#### EXTRACTED RECORDS
───

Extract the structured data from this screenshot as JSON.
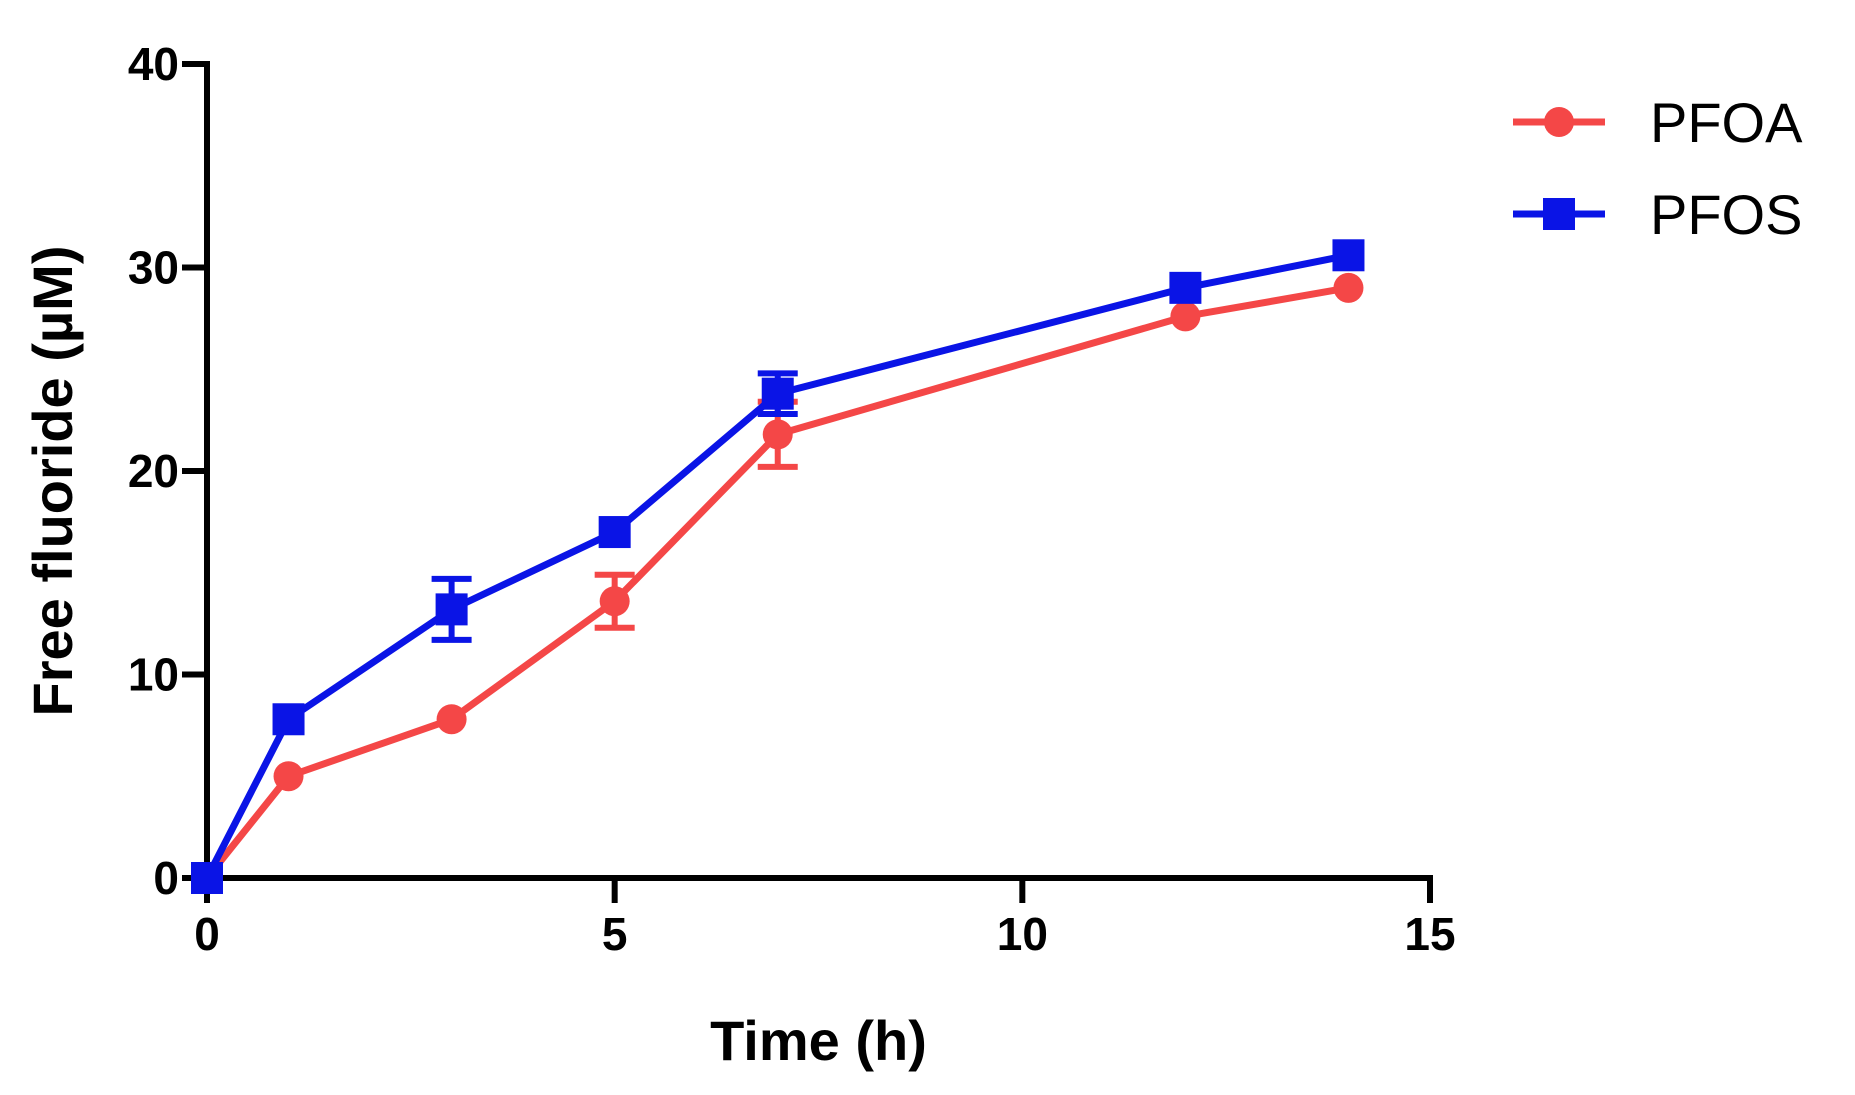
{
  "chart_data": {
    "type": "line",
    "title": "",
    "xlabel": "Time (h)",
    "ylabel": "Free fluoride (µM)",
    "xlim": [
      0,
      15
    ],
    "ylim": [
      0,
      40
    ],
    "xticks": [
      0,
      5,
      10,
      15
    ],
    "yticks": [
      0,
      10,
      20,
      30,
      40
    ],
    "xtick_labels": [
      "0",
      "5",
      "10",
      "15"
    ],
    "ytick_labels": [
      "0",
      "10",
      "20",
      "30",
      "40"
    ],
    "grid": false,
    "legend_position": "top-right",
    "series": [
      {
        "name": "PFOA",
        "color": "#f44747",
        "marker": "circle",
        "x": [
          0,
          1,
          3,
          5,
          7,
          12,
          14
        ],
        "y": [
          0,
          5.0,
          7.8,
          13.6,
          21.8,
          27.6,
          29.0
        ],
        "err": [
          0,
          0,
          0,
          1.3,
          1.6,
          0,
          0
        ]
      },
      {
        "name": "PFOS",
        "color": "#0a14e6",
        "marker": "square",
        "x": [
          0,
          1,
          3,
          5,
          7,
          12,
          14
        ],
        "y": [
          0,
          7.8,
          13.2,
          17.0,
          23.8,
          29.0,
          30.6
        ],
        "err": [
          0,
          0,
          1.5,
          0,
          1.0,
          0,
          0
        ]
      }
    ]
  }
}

───

#### JOB
Write every record out again exactly; no pictures belong in the copy.

#### TASK OUTPUT
Extract the structured data from this screenshot as JSON.
{
  "chart_data": {
    "type": "line",
    "title": "",
    "xlabel": "Time (h)",
    "ylabel": "Free fluoride (µM)",
    "xlim": [
      0,
      15
    ],
    "ylim": [
      0,
      40
    ],
    "xticks": [
      0,
      5,
      10,
      15
    ],
    "yticks": [
      0,
      10,
      20,
      30,
      40
    ],
    "xtick_labels": [
      "0",
      "5",
      "10",
      "15"
    ],
    "ytick_labels": [
      "0",
      "10",
      "20",
      "30",
      "40"
    ],
    "grid": false,
    "legend_position": "top-right",
    "series": [
      {
        "name": "PFOA",
        "color": "#f44747",
        "marker": "circle",
        "x": [
          0,
          1,
          3,
          5,
          7,
          12,
          14
        ],
        "y": [
          0,
          5.0,
          7.8,
          13.6,
          21.8,
          27.6,
          29.0
        ],
        "err": [
          0,
          0,
          0,
          1.3,
          1.6,
          0,
          0
        ]
      },
      {
        "name": "PFOS",
        "color": "#0a14e6",
        "marker": "square",
        "x": [
          0,
          1,
          3,
          5,
          7,
          12,
          14
        ],
        "y": [
          0,
          7.8,
          13.2,
          17.0,
          23.8,
          29.0,
          30.6
        ],
        "err": [
          0,
          0,
          1.5,
          0,
          1.0,
          0,
          0
        ]
      }
    ]
  }
}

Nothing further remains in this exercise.